> _Task brief_:
Duplicate the entries below character for character, starting at the first line and ending at the line that contains "default-entries-checkbox[interactable] <box>27 642", with both of those lines included.

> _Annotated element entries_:
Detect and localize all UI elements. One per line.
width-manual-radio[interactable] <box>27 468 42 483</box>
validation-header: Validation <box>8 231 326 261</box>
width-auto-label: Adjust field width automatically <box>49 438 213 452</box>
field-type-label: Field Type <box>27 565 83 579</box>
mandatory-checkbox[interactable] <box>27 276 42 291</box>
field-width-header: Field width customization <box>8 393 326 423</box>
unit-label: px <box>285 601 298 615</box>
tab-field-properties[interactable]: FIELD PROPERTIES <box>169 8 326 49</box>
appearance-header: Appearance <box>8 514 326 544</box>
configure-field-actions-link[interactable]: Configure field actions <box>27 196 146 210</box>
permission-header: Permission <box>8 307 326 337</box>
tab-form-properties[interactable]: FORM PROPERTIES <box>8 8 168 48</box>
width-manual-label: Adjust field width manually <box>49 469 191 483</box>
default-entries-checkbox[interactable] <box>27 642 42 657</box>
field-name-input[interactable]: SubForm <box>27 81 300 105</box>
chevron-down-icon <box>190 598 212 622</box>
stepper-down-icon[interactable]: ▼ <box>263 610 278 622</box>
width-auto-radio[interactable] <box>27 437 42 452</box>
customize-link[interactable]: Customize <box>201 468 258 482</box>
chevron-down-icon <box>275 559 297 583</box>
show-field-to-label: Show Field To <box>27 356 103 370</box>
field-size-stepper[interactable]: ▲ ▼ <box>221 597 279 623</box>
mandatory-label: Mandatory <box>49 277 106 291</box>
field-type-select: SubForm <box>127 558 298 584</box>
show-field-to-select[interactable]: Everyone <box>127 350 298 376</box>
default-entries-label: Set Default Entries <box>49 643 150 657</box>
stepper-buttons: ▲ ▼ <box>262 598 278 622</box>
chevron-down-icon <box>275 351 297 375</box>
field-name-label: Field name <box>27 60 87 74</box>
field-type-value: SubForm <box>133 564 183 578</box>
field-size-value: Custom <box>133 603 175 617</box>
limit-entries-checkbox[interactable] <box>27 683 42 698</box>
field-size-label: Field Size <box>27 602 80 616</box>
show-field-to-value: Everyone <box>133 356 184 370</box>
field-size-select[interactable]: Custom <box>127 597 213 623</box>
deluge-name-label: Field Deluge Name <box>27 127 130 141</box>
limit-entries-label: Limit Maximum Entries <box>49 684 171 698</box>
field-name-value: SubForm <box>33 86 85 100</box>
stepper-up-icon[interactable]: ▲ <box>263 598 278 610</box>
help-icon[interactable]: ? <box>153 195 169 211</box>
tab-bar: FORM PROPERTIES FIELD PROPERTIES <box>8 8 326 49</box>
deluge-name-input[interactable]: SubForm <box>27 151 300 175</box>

> _Answer_:
Detect and localize all UI elements. One per line.
width-manual-radio[interactable] <box>27 468 42 483</box>
validation-header: Validation <box>8 231 326 261</box>
width-auto-label: Adjust field width automatically <box>49 438 213 452</box>
field-type-label: Field Type <box>27 565 83 579</box>
mandatory-checkbox[interactable] <box>27 276 42 291</box>
field-width-header: Field width customization <box>8 393 326 423</box>
unit-label: px <box>285 601 298 615</box>
tab-field-properties[interactable]: FIELD PROPERTIES <box>169 8 326 49</box>
appearance-header: Appearance <box>8 514 326 544</box>
configure-field-actions-link[interactable]: Configure field actions <box>27 196 146 210</box>
permission-header: Permission <box>8 307 326 337</box>
tab-form-properties[interactable]: FORM PROPERTIES <box>8 8 168 48</box>
width-manual-label: Adjust field width manually <box>49 469 191 483</box>
default-entries-checkbox[interactable] <box>27 642 42 657</box>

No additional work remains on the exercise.